(Records of where elements appear)
==*==

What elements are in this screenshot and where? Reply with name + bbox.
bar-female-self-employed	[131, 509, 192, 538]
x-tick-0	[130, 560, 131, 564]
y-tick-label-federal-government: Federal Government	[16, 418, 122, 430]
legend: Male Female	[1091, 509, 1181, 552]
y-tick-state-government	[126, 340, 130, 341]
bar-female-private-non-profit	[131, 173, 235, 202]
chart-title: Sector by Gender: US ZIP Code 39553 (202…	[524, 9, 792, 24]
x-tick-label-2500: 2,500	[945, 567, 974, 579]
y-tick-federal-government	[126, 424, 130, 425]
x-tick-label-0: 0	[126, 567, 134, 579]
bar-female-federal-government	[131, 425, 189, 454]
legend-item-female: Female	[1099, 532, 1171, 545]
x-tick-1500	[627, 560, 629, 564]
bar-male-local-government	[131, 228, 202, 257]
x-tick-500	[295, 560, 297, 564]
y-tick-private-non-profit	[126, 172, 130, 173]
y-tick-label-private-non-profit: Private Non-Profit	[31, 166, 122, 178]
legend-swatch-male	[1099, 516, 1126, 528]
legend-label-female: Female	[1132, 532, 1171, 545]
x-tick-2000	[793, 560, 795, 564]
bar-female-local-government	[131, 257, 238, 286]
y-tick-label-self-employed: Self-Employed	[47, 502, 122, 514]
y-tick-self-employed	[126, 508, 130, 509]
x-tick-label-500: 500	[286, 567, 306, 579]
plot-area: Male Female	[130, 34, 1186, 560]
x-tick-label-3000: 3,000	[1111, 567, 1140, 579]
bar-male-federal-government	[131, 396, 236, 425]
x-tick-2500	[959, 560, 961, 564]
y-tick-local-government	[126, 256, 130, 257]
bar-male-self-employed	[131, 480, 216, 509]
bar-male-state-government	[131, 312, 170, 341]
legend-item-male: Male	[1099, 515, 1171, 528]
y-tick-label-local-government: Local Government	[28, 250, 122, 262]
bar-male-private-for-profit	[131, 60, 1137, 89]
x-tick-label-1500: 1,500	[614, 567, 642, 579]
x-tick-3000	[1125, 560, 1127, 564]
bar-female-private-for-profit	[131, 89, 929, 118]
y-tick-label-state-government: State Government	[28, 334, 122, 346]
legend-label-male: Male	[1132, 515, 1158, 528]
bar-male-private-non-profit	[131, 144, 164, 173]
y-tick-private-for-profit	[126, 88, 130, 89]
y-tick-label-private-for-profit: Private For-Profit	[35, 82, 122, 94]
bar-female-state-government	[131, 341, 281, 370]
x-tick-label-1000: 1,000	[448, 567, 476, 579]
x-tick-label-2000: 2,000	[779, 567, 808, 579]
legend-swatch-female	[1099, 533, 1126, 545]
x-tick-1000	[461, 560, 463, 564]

==*==

Written request: Rewrite the items above, changing "legend-swatch" to "legend-marker" wherever it occurs and leaving everything else as it is.

Correct answer:
What elements are in this screenshot and where? Reply with name + bbox.
bar-female-self-employed	[131, 509, 192, 538]
x-tick-0	[130, 560, 131, 564]
y-tick-label-federal-government: Federal Government	[16, 418, 122, 430]
legend: Male Female	[1091, 509, 1181, 552]
y-tick-state-government	[126, 340, 130, 341]
bar-female-private-non-profit	[131, 173, 235, 202]
chart-title: Sector by Gender: US ZIP Code 39553 (202…	[524, 9, 792, 24]
x-tick-label-2500: 2,500	[945, 567, 974, 579]
y-tick-federal-government	[126, 424, 130, 425]
x-tick-label-0: 0	[126, 567, 134, 579]
bar-female-federal-government	[131, 425, 189, 454]
legend-item-female: Female	[1099, 532, 1171, 545]
x-tick-1500	[627, 560, 629, 564]
bar-male-local-government	[131, 228, 202, 257]
x-tick-500	[295, 560, 297, 564]
y-tick-private-non-profit	[126, 172, 130, 173]
y-tick-label-private-non-profit: Private Non-Profit	[31, 166, 122, 178]
legend-marker-male	[1099, 516, 1126, 528]
legend-label-female: Female	[1132, 532, 1171, 545]
x-tick-2000	[793, 560, 795, 564]
bar-female-local-government	[131, 257, 238, 286]
y-tick-label-self-employed: Self-Employed	[47, 502, 122, 514]
y-tick-self-employed	[126, 508, 130, 509]
x-tick-label-500: 500	[286, 567, 306, 579]
plot-area: Male Female	[130, 34, 1186, 560]
x-tick-label-3000: 3,000	[1111, 567, 1140, 579]
bar-male-federal-government	[131, 396, 236, 425]
x-tick-2500	[959, 560, 961, 564]
y-tick-local-government	[126, 256, 130, 257]
bar-male-self-employed	[131, 480, 216, 509]
bar-male-state-government	[131, 312, 170, 341]
legend-item-male: Male	[1099, 515, 1171, 528]
y-tick-label-local-government: Local Government	[28, 250, 122, 262]
bar-male-private-for-profit	[131, 60, 1137, 89]
x-tick-label-1500: 1,500	[614, 567, 642, 579]
x-tick-3000	[1125, 560, 1127, 564]
bar-female-private-for-profit	[131, 89, 929, 118]
y-tick-label-state-government: State Government	[28, 334, 122, 346]
legend-label-male: Male	[1132, 515, 1158, 528]
bar-male-private-non-profit	[131, 144, 164, 173]
y-tick-private-for-profit	[126, 88, 130, 89]
y-tick-label-private-for-profit: Private For-Profit	[35, 82, 122, 94]
bar-female-state-government	[131, 341, 281, 370]
x-tick-label-1000: 1,000	[448, 567, 476, 579]
x-tick-label-2000: 2,000	[779, 567, 808, 579]
legend-marker-female	[1099, 533, 1126, 545]
x-tick-1000	[461, 560, 463, 564]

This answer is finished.